Scan the records for the string "sumac"; copy each line where it occurs.

*** DATA LINES

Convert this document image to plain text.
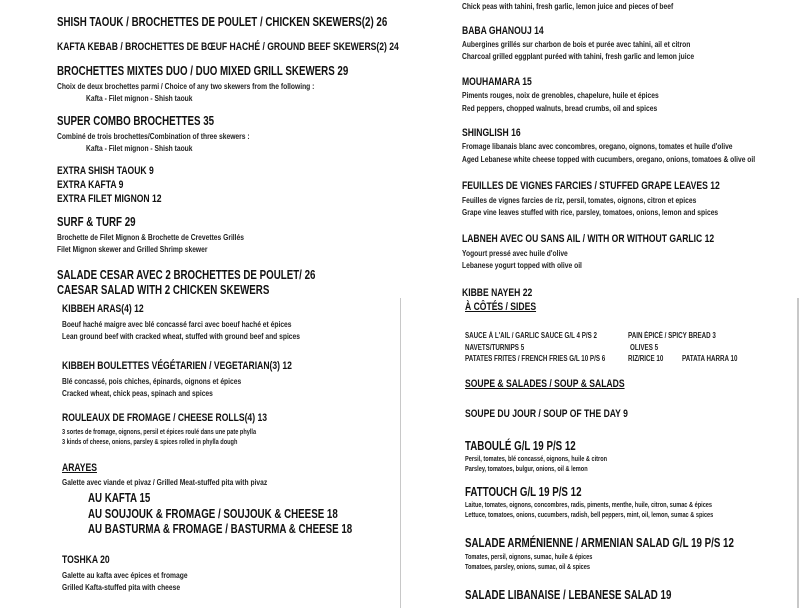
SHISH TAOUK / BROCHETTES DE POULET / CHICKEN SKEWERS(2) 26
KAFTA KEBAB / BROCHETTES DE BŒUF HACHÉ / GROUND BEEF SKEWERS(2) 24
BROCHETTES MIXTES DUO / DUO MIXED GRILL SKEWERS 29
Choix de deux brochettes parmi / Choice of any two skewers from the following :
Kafta - Filet mignon - Shish taouk
SUPER COMBO BROCHETTES 35
Combiné de trois brochettes/Combination of three skewers :
Kafta - Filet mignon - Shish taouk
EXTRA SHISH TAOUK 9
EXTRA KAFTA 9
EXTRA FILET MIGNON 12
SURF & TURF 29
Brochette de Filet Mignon & Brochette de Crevettes Grillés
Filet Mignon skewer and Grilled Shrimp skewer
SALADE CESAR AVEC 2 BROCHETTES DE POULET/ 26
CAESAR SALAD WITH 2 CHICKEN SKEWERS
KIBBEH ARAS(4) 12
Boeuf haché maigre avec blé concassé farci avec boeuf haché et épices
Lean ground beef with cracked wheat, stuffed with ground beef and spices
KIBBEH BOULETTES VÉGÉTARIEN / VEGETARIAN(3) 12
Blé concassé, pois chiches, épinards, oignons et épices
Cracked wheat, chick peas, spinach and spices
ROULEAUX DE FROMAGE / CHEESE ROLLS(4) 13
3 sortes de fromage, oignons, persil et épices roulé dans une pate phylla
3 kinds of cheese, onions, parsley & spices rolled in phylla dough
ARAYES
Galette avec viande et pivaz / Grilled Meat-stuffed pita with pivaz
AU KAFTA 15
AU SOUJOUK & FROMAGE / SOUJOUK & CHEESE 18
AU BASTURMA & FROMAGE / BASTURMA & CHEESE 18
TOSHKA 20
Galette au kafta avec épices et fromage
Grilled Kafta-stuffed pita with cheese
Chick peas with tahini, fresh garlic, lemon juice and pieces of beef
BABA GHANOUJ 14
Aubergines grillés sur charbon de bois et purée avec tahini, ail et citron
Charcoal grilled eggplant puréed with tahini, fresh garlic and lemon juice
MOUHAMARA 15
Piments rouges, noix de grenobles, chapelure, huile et épices
Red peppers, chopped walnuts, bread crumbs, oil and spices
SHINGLISH 16
Fromage libanais blanc avec concombres, oregano, oignons, tomates et huile d'olive
Aged Lebanese white cheese topped with cucumbers, oregano, onions, tomatoes & olive oil
FEUILLES DE VIGNES FARCIES / STUFFED GRAPE LEAVES 12
Feuilles de vignes farcies de riz, persil, tomates, oignons, citron et epices
Grape vine leaves stuffed with rice, parsley, tomatoes, onions, lemon and spices
LABNEH AVEC OU SANS AIL / WITH OR WITHOUT GARLIC 12
Yogourt pressé avec huile d'olive
Lebanese yogurt topped with olive oil
KIBBE NAYEH 22
À CÔTÉS / SIDES
SAUCE À L'AIL / GARLIC SAUCE G/L 4 P/S 2	PAIN ÉPICÉ / SPICY BREAD 3
NAVETS/TURNIPS 5	OLIVES 5
PATATES FRITES / FRENCH FRIES G/L 10 P/S 6	RIZ/RICE 10 PATATA HARRA 10
SOUPE & SALADES / SOUP & SALADS
SOUPE DU JOUR / SOUP OF THE DAY 9
TABOULÉ G/L 19 P/S 12
Persil, tomates, blé concassé, oignons, huile & citron
Parsley, tomatoes, bulgur, onions, oil & lemon
FATTOUCH G/L 19 P/S 12
Laitue, tomates, oignons, concombres, radis, piments, menthe, huile, citron, sumac & épices
Lettuce, tomatoes, onions, cucumbers, radish, bell peppers, mint, oil, lemon, sumac & spices
SALADE ARMÉNIENNE / ARMENIAN SALAD G/L 19 P/S 12
Tomates, persil, oignons, sumac, huile & épices
Tomatoes, parsley, onions, sumac, oil & spices
SALADE LIBANAISE / LEBANESE SALAD 19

******

REPLY -
Laitue, tomates, oignons, concombres, radis, piments, menthe, huile, citron, sumac & épices
Lettuce, tomatoes, onions, cucumbers, radish, bell peppers, mint, oil, lemon, sumac & spices
Tomates, persil, oignons, sumac, huile & épices
Tomatoes, parsley, onions, sumac, oil & spices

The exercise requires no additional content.